[START RECORDS SUPPLIED]

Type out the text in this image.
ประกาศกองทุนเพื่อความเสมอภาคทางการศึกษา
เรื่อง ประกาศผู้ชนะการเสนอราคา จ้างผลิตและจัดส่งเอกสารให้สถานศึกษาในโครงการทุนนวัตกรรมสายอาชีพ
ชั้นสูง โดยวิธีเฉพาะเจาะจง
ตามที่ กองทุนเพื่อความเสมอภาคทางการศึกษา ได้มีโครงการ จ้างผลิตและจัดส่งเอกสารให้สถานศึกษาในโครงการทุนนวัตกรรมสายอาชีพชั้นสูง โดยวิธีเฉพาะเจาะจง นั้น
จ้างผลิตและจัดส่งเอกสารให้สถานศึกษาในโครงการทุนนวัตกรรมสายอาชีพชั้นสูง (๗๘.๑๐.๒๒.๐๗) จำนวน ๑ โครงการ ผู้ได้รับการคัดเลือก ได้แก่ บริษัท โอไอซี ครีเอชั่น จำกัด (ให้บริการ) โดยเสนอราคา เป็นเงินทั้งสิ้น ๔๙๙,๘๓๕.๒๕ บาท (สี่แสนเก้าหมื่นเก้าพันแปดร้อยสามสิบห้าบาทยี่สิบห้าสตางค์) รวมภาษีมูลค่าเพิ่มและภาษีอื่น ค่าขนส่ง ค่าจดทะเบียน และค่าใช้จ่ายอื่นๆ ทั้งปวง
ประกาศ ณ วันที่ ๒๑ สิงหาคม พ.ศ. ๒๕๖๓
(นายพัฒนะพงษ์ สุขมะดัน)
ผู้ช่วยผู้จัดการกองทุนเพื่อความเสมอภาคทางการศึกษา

[END RECORDS SUPPLIED]

» TASK OBJECTIVE
Reproduce all of the material above word for word.

» WRITTEN RESPONSE
Type out the text in this image.
ประกาศกองทุนเพื่อความเสมอภาคทางการศึกษา
เรื่อง ประกาศผู้ชนะการเสนอราคา จ้างผลิตและจัดส่งเอกสารให้สถานศึกษาในโครงการทุนนวัตกรรมสายอาชีพ
ชั้นสูง โดยวิธีเฉพาะเจาะจง
ตามที่ กองทุนเพื่อความเสมอภาคทางการศึกษา ได้มีโครงการ จ้างผลิตและจัดส่งเอกสารให้สถานศึกษาในโครงการทุนนวัตกรรมสายอาชีพชั้นสูง โดยวิธีเฉพาะเจาะจง นั้น
จ้างผลิตและจัดส่งเอกสารให้สถานศึกษาในโครงการทุนนวัตกรรมสายอาชีพชั้นสูง (๗๘.๑๐.๒๒.๐๗) จำนวน ๑ โครงการ ผู้ได้รับการคัดเลือก ได้แก่ บริษัท โอไอซี ครีเอชั่น จำกัด (ให้บริการ) โดยเสนอราคา เป็นเงินทั้งสิ้น ๔๙๙,๘๓๕.๒๕ บาท (สี่แสนเก้าหมื่นเก้าพันแปดร้อยสามสิบห้าบาทยี่สิบห้าสตางค์) รวมภาษีมูลค่าเพิ่มและภาษีอื่น ค่าขนส่ง ค่าจดทะเบียน และค่าใช้จ่ายอื่นๆ ทั้งปวง
ประกาศ ณ วันที่ ๒๑ สิงหาคม พ.ศ. ๒๕๖๓
(นายพัฒนะพงษ์ สุขมะดัน)
ผู้ช่วยผู้จัดการกองทุนเพื่อความเสมอภาคทางการศึกษา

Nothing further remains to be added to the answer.